======== Source data

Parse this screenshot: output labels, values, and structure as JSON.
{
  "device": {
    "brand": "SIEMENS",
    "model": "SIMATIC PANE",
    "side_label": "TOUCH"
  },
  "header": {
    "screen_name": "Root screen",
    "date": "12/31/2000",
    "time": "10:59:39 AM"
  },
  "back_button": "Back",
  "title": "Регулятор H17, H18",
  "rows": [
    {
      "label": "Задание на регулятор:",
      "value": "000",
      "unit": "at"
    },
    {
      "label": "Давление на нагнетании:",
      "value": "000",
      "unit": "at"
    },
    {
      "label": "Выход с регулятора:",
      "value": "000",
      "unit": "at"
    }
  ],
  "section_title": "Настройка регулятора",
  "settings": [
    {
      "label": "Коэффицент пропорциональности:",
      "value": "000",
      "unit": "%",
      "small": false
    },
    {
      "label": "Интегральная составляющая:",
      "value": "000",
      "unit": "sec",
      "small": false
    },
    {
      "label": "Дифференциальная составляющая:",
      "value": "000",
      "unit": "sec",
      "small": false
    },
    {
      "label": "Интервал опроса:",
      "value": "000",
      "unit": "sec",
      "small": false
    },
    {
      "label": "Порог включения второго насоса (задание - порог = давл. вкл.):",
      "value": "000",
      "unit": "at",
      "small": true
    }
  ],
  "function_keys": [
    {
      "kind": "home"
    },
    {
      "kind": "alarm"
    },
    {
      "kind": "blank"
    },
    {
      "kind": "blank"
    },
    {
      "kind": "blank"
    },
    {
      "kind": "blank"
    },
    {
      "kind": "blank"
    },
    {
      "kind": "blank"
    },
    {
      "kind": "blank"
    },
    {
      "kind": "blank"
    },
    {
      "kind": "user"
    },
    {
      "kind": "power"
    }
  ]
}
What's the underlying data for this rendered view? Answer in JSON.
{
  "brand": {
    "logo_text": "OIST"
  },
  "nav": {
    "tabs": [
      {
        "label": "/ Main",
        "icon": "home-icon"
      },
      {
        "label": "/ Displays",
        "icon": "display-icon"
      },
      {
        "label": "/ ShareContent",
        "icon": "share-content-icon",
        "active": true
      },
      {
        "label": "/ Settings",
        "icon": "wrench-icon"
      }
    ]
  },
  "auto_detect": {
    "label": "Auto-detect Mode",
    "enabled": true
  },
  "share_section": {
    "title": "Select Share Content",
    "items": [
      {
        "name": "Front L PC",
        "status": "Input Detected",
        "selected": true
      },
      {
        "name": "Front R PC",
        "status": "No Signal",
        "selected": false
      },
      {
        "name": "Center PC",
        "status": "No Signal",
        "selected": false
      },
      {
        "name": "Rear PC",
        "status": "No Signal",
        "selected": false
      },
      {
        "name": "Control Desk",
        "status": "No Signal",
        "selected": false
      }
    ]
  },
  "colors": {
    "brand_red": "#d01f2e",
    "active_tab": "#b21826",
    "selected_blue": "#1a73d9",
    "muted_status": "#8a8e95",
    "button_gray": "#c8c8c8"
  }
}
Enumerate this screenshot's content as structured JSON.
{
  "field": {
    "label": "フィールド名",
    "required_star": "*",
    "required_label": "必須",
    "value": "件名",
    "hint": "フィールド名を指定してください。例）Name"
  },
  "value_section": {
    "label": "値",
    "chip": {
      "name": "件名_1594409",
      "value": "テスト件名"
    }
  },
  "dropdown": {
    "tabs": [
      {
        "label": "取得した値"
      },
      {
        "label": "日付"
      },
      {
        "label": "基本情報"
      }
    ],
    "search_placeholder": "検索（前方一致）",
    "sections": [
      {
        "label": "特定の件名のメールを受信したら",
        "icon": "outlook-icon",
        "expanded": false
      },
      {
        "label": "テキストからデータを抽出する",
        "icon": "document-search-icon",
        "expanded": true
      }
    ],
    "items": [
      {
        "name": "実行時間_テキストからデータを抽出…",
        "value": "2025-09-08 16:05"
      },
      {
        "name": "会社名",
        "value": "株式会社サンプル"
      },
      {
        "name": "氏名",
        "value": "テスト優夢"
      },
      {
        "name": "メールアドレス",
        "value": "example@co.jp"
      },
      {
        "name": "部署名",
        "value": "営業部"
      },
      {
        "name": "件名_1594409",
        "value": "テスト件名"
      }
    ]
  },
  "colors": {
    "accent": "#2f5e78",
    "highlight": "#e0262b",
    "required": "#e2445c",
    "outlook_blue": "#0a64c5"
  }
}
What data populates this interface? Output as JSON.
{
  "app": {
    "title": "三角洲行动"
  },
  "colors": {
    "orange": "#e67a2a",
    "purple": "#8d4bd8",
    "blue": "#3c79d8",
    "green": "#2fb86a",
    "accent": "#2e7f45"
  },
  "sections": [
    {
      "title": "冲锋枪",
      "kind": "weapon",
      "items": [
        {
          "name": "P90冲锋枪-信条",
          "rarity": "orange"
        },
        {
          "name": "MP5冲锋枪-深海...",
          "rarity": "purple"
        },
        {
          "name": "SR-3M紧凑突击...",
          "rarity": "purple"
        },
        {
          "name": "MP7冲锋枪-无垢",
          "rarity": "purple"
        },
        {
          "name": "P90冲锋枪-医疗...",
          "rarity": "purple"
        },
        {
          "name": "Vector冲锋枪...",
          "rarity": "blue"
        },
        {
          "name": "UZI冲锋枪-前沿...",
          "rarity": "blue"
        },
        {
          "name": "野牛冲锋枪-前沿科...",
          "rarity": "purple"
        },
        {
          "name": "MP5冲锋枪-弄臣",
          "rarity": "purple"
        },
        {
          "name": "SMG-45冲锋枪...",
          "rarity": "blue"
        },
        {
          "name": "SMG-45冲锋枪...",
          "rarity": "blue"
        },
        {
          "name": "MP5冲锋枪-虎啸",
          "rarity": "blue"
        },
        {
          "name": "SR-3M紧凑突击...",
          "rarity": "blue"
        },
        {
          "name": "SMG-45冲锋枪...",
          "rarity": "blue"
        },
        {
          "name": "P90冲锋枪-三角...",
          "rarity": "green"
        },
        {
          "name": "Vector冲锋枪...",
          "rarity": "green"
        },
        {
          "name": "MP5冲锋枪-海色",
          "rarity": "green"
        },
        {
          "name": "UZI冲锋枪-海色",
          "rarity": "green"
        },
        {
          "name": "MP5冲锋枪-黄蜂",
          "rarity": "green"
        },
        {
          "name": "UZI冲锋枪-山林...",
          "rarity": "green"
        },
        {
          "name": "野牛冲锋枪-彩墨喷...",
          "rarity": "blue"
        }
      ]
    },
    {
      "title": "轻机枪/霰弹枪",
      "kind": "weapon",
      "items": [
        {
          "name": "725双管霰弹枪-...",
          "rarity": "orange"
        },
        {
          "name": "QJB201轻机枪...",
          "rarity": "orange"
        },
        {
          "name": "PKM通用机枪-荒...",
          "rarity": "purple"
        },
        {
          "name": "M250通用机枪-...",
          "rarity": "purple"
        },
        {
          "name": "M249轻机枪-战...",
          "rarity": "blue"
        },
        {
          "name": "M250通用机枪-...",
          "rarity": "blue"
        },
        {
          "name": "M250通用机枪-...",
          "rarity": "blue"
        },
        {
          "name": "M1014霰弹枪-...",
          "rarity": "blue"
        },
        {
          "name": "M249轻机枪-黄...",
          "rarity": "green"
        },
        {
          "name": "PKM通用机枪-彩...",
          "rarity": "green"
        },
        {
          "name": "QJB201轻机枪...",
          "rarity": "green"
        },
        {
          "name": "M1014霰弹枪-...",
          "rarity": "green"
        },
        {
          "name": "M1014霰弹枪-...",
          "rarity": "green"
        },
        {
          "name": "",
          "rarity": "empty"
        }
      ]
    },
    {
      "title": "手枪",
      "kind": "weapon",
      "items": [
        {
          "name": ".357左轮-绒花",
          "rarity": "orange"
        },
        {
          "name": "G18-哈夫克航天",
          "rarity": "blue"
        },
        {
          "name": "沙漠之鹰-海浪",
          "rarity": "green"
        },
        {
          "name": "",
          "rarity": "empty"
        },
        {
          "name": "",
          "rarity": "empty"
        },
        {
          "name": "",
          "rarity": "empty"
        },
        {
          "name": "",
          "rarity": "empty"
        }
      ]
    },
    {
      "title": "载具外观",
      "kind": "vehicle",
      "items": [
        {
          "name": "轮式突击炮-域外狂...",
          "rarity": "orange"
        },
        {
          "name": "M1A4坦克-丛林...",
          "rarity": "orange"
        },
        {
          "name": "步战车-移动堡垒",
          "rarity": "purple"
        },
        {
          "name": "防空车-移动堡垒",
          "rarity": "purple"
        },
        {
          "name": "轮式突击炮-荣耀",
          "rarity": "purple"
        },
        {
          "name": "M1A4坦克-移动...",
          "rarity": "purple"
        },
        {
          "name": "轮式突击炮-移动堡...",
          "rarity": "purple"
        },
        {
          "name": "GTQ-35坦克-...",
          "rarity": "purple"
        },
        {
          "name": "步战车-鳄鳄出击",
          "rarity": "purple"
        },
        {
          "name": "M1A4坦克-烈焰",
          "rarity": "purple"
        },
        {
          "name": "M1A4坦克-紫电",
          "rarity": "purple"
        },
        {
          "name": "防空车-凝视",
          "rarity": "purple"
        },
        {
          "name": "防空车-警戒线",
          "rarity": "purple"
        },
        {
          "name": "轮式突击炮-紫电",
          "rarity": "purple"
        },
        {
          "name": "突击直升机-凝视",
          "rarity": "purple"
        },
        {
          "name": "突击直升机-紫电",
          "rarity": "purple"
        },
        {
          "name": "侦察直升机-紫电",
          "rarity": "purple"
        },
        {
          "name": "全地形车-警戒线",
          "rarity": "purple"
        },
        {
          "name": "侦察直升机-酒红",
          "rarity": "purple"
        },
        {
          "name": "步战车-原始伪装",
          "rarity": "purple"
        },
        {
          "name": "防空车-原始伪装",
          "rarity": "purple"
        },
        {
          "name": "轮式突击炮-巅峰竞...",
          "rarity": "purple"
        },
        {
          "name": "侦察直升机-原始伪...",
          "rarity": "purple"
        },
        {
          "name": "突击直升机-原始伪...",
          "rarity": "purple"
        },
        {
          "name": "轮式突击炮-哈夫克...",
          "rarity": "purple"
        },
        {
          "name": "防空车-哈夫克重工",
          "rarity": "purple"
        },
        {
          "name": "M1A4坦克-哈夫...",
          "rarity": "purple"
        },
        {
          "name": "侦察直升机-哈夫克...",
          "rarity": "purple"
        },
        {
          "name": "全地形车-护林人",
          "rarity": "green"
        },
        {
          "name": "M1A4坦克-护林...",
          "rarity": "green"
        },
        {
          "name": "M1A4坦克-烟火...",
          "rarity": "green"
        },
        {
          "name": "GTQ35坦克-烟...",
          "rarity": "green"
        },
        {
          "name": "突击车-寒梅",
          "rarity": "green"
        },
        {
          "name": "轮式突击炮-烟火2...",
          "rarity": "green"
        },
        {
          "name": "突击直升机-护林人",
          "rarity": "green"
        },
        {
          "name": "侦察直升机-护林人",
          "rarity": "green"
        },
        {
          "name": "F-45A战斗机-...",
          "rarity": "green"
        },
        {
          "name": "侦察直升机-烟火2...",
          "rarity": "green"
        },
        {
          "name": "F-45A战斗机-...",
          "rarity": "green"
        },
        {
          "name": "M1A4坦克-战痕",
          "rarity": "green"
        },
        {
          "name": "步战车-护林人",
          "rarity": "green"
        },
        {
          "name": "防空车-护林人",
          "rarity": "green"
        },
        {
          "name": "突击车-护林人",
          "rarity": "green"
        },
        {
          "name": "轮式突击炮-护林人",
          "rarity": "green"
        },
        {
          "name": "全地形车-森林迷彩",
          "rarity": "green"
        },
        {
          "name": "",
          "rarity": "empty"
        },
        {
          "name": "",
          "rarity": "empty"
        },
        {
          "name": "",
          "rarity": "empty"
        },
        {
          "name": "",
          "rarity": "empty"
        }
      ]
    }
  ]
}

================

Problem to work on => Each line in the entries above that includes the string "突击直升机" should be extracted.

Result of the exercise =>
          "name": "突击直升机-凝视",
          "name": "突击直升机-紫电",
          "name": "突击直升机-原始伪...",
          "name": "突击直升机-护林人",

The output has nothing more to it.